(Stored data entries)

===

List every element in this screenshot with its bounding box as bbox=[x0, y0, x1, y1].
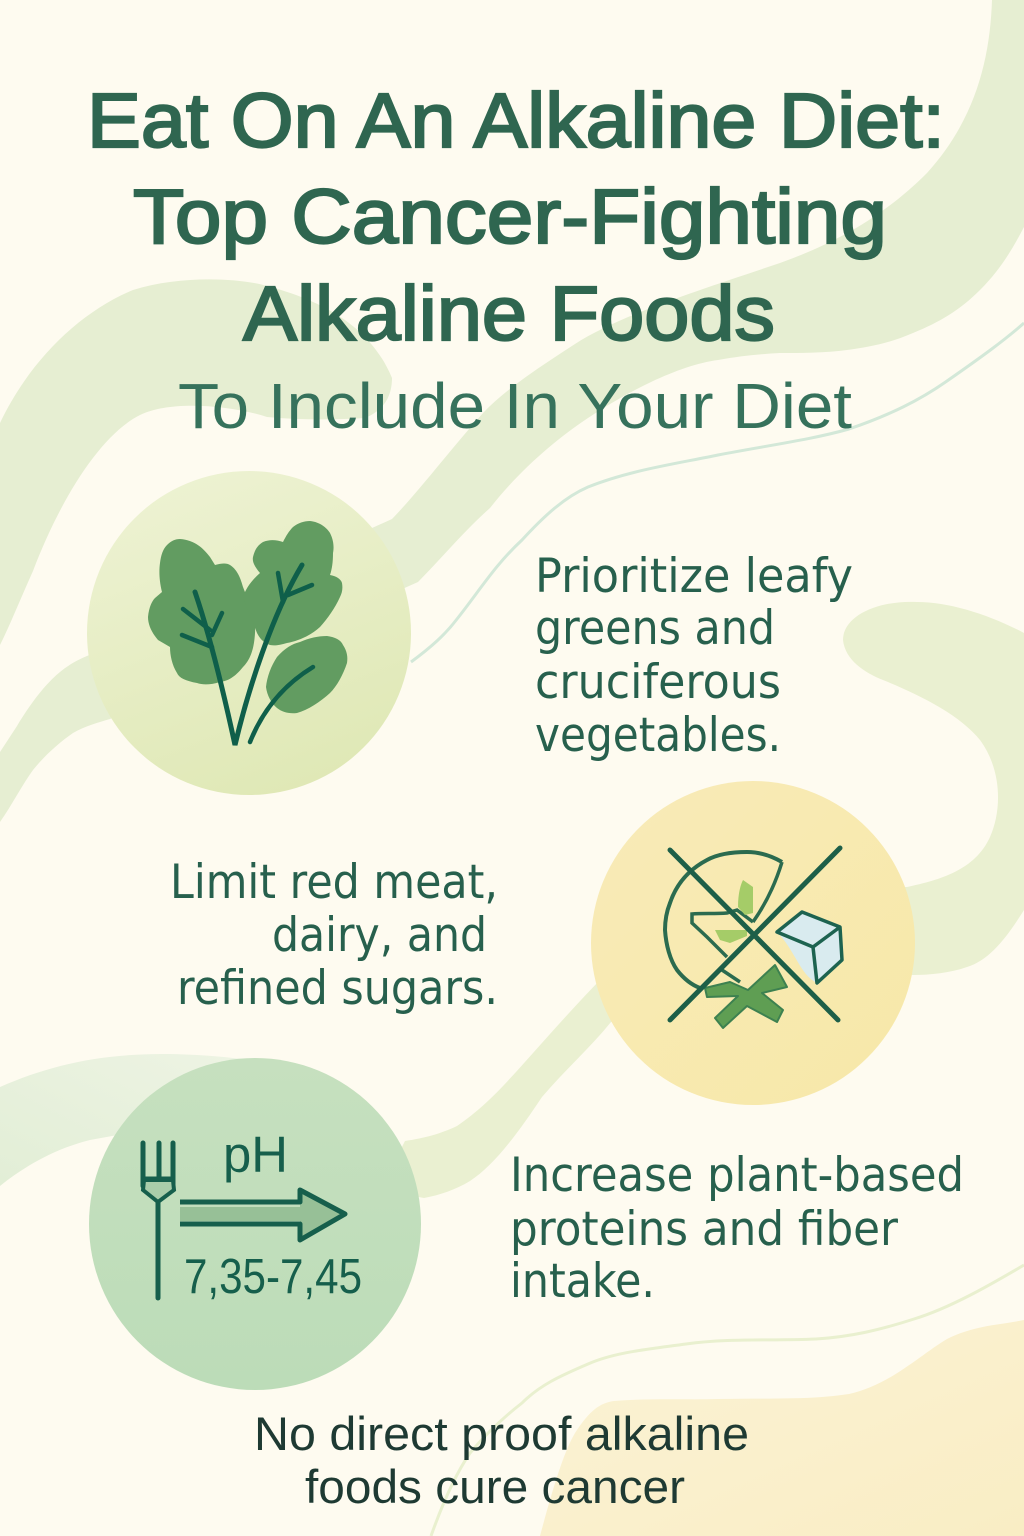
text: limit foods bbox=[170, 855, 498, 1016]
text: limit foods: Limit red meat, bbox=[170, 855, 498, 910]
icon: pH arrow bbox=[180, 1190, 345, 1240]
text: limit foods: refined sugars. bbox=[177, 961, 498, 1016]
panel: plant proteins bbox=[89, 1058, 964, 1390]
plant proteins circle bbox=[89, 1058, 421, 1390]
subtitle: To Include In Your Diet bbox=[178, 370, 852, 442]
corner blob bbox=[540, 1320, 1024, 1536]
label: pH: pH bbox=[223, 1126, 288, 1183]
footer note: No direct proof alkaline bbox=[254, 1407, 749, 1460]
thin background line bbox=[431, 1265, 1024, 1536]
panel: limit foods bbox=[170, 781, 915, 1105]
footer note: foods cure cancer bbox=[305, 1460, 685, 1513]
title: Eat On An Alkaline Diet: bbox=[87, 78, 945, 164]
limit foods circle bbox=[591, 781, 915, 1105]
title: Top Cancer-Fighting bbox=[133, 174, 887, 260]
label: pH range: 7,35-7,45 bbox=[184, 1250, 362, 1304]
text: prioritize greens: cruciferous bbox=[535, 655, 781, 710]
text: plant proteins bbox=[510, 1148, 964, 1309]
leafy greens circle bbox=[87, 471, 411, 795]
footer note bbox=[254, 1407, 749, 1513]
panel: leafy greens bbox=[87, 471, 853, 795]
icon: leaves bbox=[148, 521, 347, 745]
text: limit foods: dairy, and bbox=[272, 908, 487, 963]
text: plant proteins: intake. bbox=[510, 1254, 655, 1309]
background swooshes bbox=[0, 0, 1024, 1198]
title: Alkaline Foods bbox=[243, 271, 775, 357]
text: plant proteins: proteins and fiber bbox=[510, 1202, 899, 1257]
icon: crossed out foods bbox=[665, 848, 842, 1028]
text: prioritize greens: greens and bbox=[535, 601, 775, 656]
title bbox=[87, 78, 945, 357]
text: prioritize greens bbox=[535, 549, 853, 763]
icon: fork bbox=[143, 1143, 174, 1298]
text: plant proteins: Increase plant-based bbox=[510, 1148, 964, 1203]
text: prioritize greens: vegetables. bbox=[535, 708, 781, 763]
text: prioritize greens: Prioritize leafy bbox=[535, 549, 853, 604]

===

▶ Work task: Copy all lines of the preceding data that hold the word "panel".

▶ Task response:
panel: plant proteins bbox=[89, 1058, 964, 1390]
panel: limit foods bbox=[170, 781, 915, 1105]
panel: leafy greens bbox=[87, 471, 853, 795]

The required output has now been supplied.